DIRECTIONS FOR THIS TASK: Return each line containing the string "過律三十九條".

SUPPLIED RECORDS:
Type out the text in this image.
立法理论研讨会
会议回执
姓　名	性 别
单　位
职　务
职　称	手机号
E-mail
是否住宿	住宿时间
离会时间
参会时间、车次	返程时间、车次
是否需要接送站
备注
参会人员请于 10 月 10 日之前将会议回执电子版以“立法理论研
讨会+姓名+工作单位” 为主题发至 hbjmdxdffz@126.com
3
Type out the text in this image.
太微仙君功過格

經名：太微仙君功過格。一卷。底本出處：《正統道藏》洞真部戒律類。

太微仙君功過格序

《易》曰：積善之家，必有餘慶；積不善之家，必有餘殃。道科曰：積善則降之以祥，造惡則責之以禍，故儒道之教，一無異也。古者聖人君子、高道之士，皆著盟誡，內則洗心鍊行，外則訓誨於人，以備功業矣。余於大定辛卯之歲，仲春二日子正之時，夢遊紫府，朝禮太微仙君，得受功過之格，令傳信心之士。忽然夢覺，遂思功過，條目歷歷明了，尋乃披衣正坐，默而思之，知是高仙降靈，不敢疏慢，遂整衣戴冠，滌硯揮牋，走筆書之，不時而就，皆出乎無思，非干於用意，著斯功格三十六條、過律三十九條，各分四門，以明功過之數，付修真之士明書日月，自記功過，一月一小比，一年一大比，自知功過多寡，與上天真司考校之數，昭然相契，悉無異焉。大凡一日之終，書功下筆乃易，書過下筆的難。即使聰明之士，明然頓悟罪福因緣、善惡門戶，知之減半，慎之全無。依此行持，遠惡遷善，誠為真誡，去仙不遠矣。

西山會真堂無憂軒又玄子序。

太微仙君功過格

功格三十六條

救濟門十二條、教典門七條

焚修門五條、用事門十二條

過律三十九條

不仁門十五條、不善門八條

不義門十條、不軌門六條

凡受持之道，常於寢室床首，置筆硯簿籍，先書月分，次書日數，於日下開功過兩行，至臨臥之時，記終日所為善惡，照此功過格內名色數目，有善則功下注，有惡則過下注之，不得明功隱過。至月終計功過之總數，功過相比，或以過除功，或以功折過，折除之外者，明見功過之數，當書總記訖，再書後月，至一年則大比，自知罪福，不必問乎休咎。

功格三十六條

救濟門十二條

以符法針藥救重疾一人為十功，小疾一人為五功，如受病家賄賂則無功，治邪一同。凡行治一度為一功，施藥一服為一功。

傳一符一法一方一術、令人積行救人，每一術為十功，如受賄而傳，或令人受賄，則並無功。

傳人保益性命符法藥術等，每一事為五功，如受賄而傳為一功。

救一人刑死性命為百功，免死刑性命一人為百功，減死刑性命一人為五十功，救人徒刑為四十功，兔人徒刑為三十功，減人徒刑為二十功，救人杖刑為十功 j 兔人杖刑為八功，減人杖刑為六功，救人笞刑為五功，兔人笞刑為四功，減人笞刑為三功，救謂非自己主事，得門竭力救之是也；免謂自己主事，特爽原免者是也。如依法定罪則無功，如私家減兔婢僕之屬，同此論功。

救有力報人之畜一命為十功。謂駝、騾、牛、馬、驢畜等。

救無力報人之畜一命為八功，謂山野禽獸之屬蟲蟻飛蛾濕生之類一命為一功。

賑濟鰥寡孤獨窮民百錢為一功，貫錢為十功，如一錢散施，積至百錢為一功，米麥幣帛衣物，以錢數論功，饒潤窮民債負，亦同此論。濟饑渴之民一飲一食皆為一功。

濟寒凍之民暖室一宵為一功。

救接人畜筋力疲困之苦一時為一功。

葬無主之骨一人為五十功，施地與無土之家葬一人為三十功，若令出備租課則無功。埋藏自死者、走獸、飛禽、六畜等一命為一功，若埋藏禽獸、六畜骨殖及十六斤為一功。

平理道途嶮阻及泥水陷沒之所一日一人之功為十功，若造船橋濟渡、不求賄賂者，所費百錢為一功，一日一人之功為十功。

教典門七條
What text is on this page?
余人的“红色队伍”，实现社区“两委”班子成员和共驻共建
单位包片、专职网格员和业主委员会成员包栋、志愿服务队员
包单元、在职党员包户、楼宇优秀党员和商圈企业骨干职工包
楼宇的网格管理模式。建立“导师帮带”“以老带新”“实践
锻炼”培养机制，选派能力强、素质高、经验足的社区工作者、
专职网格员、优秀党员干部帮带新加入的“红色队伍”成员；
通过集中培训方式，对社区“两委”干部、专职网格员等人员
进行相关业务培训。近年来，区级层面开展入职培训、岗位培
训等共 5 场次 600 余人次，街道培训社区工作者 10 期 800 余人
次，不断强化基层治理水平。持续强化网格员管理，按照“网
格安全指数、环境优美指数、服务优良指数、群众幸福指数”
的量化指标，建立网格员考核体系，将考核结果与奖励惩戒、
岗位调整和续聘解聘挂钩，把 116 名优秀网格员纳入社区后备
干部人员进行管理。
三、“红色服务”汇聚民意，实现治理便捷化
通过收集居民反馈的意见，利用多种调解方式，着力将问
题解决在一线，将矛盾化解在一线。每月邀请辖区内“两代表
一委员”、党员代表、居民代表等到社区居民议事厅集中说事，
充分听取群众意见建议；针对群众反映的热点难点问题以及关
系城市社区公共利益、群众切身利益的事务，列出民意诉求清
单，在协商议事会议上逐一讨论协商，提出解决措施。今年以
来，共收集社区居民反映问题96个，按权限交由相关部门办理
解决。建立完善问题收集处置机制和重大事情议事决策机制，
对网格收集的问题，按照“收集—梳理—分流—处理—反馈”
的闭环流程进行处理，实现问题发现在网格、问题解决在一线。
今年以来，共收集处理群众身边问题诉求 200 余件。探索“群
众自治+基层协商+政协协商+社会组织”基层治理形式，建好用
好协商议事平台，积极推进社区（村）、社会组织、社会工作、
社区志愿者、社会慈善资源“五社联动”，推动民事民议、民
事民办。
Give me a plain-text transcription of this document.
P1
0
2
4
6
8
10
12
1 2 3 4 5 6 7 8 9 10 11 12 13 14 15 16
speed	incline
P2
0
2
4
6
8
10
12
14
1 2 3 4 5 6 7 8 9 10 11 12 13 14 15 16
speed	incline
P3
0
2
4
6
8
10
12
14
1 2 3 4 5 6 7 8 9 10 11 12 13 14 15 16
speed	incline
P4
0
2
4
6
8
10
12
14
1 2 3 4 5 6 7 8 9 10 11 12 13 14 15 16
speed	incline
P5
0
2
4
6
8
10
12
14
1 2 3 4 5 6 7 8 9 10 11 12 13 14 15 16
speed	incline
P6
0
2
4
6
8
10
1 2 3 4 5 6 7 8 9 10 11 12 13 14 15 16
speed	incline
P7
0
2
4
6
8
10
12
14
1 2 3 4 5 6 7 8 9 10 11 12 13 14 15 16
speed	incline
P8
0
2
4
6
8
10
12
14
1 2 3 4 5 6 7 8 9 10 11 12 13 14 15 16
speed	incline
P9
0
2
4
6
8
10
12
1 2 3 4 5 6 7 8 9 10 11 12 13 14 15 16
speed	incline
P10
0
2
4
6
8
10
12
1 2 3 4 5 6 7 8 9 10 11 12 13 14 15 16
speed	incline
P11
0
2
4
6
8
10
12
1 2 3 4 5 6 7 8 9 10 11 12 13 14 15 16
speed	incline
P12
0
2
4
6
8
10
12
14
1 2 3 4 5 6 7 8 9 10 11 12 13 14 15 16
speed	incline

EXERCISE RESULT:
《易》曰：積善之家，必有餘慶；積不善之家，必有餘殃。道科曰：積善則降之以祥，造惡則責之以禍，故儒道之教，一無異也。古者聖人君子、高道之士，皆著盟誡，內則洗心鍊行，外則訓誨於人，以備功業矣。余於大定辛卯之歲，仲春二日子正之時，夢遊紫府，朝禮太微仙君，得受功過之格，令傳信心之士。忽然夢覺，遂思功過，條目歷歷明了，尋乃披衣正坐，默而思之，知是高仙降靈，不敢疏慢，遂整衣戴冠，滌硯揮牋，走筆書之，不時而就，皆出乎無思，非干於用意，著斯功格三十六條、過律三十九條，各分四門，以明功過之數，付修真之士明書日月，自記功過，一月一小比，一年一大比，自知功過多寡，與上天真司考校之數，昭然相契，悉無異焉。大凡一日之終，書功下筆乃易，書過下筆的難。即使聰明之士，明然頓悟罪福因緣、善惡門戶，知之減半，慎之全無。依此行持，遠惡遷善，誠為真誡，去仙不遠矣。
過律三十九條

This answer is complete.